### Data provided
++++++
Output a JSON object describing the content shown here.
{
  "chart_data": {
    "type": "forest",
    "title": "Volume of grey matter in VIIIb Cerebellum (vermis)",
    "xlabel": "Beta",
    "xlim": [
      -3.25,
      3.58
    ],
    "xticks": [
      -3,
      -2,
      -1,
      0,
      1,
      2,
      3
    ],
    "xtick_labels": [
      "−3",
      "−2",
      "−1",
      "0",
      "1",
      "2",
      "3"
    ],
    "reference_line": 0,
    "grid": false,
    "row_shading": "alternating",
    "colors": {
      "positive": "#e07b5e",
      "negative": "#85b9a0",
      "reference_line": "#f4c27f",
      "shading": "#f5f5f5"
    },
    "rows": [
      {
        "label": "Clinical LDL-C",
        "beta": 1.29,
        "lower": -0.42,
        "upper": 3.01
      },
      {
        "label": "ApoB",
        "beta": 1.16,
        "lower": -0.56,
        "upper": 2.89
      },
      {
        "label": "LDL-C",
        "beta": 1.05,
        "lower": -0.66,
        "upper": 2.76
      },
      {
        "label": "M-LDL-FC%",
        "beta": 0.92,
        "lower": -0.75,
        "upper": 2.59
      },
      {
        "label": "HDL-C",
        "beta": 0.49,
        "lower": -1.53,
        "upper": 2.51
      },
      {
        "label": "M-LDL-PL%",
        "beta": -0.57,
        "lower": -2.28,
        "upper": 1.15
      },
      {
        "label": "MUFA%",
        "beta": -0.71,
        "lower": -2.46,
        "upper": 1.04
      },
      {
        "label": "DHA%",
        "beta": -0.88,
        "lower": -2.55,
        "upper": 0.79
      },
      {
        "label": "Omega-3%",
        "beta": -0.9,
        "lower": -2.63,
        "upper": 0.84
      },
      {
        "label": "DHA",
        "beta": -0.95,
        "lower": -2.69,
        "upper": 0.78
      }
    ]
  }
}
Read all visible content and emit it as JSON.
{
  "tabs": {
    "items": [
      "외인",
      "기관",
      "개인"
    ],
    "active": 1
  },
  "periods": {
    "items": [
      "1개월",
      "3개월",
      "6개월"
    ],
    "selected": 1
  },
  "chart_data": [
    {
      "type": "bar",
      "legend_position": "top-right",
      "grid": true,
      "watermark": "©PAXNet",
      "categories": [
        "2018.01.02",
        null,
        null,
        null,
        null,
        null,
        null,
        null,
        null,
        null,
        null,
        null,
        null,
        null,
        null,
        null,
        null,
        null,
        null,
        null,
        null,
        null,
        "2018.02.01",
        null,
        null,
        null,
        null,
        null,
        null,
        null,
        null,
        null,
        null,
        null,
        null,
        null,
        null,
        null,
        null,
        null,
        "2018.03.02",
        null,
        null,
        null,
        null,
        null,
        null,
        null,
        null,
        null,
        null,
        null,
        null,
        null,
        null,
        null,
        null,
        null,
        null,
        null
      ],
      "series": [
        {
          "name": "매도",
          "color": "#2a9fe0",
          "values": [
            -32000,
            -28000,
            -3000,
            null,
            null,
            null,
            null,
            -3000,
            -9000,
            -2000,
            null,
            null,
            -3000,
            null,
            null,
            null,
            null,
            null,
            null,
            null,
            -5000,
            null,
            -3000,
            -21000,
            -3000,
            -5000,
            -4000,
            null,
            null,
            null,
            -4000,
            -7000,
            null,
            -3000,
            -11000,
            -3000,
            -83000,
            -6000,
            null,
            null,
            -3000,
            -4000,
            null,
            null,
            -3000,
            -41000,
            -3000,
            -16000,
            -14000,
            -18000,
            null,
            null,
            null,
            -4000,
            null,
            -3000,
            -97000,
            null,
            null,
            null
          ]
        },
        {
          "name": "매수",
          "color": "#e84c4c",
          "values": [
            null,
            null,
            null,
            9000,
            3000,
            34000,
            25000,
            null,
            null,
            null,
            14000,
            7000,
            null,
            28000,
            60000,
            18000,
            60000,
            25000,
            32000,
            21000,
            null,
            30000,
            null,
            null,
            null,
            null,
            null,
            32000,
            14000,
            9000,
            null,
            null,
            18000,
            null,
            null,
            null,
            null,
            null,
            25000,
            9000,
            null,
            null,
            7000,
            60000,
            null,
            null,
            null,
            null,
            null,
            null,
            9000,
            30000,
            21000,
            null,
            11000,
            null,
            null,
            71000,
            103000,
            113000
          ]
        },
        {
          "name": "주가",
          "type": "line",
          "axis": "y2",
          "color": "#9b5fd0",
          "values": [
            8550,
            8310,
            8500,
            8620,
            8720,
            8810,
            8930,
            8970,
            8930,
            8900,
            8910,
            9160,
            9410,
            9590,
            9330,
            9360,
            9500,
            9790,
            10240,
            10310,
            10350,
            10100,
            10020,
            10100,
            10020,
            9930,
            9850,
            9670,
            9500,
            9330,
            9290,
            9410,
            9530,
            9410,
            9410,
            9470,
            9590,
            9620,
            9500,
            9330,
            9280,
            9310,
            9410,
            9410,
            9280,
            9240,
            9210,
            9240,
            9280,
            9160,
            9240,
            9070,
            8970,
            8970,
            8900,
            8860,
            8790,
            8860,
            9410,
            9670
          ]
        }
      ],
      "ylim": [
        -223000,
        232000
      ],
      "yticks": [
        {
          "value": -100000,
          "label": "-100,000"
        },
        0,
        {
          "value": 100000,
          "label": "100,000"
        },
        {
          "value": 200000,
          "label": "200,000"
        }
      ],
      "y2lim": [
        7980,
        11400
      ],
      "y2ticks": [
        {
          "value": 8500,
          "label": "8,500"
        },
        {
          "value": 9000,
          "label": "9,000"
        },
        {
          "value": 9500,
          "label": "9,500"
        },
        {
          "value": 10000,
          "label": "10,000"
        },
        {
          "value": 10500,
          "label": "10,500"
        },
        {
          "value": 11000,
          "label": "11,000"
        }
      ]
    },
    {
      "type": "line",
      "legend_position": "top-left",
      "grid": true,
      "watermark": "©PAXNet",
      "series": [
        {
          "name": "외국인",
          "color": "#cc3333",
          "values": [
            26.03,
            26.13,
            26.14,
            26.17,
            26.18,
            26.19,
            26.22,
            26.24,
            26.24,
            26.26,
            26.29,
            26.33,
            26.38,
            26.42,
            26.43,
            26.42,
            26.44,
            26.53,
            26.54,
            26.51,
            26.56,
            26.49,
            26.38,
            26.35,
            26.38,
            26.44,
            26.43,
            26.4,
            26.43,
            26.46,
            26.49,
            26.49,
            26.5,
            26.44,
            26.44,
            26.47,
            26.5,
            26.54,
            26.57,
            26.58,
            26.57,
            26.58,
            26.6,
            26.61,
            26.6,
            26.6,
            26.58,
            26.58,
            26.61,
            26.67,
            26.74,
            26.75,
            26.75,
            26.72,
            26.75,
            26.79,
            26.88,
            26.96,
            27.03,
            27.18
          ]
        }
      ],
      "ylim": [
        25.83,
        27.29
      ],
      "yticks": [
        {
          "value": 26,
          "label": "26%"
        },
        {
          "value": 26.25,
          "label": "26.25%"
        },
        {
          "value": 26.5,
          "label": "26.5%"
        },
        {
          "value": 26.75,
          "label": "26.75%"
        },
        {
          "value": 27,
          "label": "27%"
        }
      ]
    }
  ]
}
++++++
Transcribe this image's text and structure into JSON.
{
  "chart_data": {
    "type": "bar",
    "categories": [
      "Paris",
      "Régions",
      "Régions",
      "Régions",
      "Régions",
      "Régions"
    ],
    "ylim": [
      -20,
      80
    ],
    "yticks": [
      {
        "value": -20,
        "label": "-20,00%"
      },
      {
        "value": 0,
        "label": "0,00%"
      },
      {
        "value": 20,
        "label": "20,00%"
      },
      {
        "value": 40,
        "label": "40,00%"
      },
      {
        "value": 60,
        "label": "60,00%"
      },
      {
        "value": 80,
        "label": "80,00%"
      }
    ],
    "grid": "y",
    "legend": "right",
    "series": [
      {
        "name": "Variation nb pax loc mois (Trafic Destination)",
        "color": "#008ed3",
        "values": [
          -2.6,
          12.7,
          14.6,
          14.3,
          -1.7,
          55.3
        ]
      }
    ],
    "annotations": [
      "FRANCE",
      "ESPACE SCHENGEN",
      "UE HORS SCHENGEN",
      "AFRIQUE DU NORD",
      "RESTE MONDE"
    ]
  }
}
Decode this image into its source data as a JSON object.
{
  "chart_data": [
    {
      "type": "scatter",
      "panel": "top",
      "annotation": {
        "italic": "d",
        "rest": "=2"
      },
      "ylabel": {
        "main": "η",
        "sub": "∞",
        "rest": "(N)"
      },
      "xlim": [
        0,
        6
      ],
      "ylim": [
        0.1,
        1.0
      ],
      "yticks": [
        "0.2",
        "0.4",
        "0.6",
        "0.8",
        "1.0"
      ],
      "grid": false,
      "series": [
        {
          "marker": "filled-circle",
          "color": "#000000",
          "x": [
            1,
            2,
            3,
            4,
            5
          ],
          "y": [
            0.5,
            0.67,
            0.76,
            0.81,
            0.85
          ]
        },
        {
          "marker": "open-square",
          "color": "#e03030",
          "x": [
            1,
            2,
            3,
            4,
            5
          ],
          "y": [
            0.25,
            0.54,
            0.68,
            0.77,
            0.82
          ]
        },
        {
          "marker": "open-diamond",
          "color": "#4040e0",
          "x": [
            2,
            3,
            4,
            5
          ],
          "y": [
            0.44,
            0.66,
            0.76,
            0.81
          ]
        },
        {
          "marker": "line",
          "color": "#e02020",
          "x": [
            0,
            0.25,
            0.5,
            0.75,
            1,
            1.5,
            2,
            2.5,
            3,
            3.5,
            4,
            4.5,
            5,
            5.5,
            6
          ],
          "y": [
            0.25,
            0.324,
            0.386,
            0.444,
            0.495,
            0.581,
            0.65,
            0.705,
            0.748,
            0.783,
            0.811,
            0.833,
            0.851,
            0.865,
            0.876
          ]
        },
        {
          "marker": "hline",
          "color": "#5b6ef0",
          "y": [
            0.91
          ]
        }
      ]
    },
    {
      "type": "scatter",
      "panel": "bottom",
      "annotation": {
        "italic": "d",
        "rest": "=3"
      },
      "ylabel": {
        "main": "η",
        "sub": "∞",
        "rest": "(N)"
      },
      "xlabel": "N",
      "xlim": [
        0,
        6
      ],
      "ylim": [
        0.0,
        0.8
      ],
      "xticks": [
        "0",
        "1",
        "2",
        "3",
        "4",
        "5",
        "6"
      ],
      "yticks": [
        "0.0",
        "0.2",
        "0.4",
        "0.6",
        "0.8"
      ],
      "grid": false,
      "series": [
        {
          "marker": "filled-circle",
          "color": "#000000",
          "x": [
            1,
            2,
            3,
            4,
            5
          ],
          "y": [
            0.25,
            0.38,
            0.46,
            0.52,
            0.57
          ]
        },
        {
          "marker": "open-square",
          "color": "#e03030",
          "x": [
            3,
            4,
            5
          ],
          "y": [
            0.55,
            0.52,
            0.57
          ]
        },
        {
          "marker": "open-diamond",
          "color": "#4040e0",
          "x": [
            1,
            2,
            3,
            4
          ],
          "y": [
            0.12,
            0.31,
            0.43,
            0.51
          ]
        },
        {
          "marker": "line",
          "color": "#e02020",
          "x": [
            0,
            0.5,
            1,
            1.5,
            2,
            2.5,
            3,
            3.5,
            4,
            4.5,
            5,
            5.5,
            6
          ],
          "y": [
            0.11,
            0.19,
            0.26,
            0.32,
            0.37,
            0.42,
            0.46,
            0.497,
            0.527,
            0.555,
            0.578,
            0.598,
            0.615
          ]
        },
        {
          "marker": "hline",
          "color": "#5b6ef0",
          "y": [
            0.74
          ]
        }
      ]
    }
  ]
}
++++++
### Task to complete
Reproduce every line from the entries that holds the word "image".

### Reply
Transcribe this image's text and structure into JSON.
Decode this image into its source data as a JSON object.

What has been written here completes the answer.